### Stated problem
Pick out the lines below with "this" and list them.

---------------

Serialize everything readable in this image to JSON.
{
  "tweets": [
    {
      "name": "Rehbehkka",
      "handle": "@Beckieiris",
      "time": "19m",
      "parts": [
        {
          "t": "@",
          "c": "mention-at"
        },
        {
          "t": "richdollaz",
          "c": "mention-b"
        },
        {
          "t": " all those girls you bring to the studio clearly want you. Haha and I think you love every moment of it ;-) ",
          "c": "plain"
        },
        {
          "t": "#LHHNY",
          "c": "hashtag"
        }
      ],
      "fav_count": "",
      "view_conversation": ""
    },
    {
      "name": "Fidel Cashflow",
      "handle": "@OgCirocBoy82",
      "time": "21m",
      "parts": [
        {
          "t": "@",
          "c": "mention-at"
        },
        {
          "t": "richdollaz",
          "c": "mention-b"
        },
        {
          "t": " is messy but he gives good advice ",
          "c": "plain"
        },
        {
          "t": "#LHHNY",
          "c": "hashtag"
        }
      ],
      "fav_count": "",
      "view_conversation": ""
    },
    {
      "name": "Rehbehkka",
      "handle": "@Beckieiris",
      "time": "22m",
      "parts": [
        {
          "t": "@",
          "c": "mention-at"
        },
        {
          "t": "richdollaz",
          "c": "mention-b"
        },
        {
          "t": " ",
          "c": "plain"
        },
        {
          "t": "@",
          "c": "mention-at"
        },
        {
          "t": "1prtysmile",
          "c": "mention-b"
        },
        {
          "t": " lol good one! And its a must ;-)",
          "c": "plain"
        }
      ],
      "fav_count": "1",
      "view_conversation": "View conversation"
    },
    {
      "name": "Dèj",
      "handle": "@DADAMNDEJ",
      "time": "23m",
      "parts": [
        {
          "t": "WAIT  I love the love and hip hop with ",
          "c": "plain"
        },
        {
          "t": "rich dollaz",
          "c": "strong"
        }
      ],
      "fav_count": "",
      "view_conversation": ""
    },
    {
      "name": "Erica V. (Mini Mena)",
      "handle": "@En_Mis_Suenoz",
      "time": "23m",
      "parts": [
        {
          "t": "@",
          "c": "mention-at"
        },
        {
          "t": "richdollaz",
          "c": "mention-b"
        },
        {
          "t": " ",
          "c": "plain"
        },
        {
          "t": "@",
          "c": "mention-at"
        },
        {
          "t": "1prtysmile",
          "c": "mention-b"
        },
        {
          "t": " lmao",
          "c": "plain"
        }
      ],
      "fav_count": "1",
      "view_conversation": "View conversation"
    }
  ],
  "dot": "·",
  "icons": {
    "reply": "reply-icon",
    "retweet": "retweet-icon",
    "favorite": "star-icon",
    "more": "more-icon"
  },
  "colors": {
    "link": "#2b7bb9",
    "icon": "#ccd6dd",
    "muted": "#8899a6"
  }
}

---------------

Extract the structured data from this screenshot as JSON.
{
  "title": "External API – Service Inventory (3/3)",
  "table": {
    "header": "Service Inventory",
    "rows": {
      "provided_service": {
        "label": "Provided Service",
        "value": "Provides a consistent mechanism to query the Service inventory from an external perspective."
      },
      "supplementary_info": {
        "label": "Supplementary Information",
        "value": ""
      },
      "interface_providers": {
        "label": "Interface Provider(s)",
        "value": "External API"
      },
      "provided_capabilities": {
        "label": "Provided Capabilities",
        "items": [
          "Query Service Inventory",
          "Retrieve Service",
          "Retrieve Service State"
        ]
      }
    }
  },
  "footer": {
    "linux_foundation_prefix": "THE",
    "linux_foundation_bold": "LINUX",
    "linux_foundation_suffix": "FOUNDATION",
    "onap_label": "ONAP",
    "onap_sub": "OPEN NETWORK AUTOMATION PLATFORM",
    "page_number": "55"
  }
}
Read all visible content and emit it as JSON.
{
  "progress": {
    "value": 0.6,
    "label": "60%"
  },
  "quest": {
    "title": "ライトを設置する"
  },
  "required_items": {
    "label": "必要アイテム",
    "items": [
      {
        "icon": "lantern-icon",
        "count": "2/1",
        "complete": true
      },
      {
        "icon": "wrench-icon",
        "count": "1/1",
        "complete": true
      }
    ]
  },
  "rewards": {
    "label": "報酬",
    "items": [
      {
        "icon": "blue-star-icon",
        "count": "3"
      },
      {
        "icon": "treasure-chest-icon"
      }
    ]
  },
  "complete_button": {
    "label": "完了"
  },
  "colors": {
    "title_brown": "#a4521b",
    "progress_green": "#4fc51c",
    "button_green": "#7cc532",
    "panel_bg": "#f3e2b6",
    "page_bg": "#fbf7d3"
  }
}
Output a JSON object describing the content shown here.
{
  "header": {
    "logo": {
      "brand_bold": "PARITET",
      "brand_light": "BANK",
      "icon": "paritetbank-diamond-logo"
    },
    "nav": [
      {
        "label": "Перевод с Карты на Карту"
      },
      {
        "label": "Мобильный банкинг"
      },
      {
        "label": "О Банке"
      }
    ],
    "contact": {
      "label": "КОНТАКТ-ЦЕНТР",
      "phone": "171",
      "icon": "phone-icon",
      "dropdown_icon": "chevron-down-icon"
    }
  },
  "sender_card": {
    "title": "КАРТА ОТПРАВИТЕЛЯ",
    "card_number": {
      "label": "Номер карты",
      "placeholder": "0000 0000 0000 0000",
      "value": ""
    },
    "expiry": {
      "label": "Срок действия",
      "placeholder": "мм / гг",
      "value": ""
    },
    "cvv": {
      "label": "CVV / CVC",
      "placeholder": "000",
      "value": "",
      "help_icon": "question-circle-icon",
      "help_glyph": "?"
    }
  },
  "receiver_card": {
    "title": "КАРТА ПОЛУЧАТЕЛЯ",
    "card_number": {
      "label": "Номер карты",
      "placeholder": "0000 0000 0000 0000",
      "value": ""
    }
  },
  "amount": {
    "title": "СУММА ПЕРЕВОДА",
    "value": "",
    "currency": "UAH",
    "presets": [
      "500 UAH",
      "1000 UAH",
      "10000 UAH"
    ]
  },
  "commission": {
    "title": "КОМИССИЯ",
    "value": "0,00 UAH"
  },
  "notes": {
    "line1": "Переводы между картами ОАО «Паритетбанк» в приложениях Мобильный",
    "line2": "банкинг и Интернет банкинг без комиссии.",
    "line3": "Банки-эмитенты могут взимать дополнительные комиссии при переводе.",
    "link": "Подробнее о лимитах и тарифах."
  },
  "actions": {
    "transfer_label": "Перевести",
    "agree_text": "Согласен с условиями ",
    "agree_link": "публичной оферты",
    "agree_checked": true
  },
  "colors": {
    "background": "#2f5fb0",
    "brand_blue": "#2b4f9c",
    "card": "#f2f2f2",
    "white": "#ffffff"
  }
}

---------------

### The solution
Serialize everything readable in this image to JSON.
Extract the structured data from this screenshot as JSON.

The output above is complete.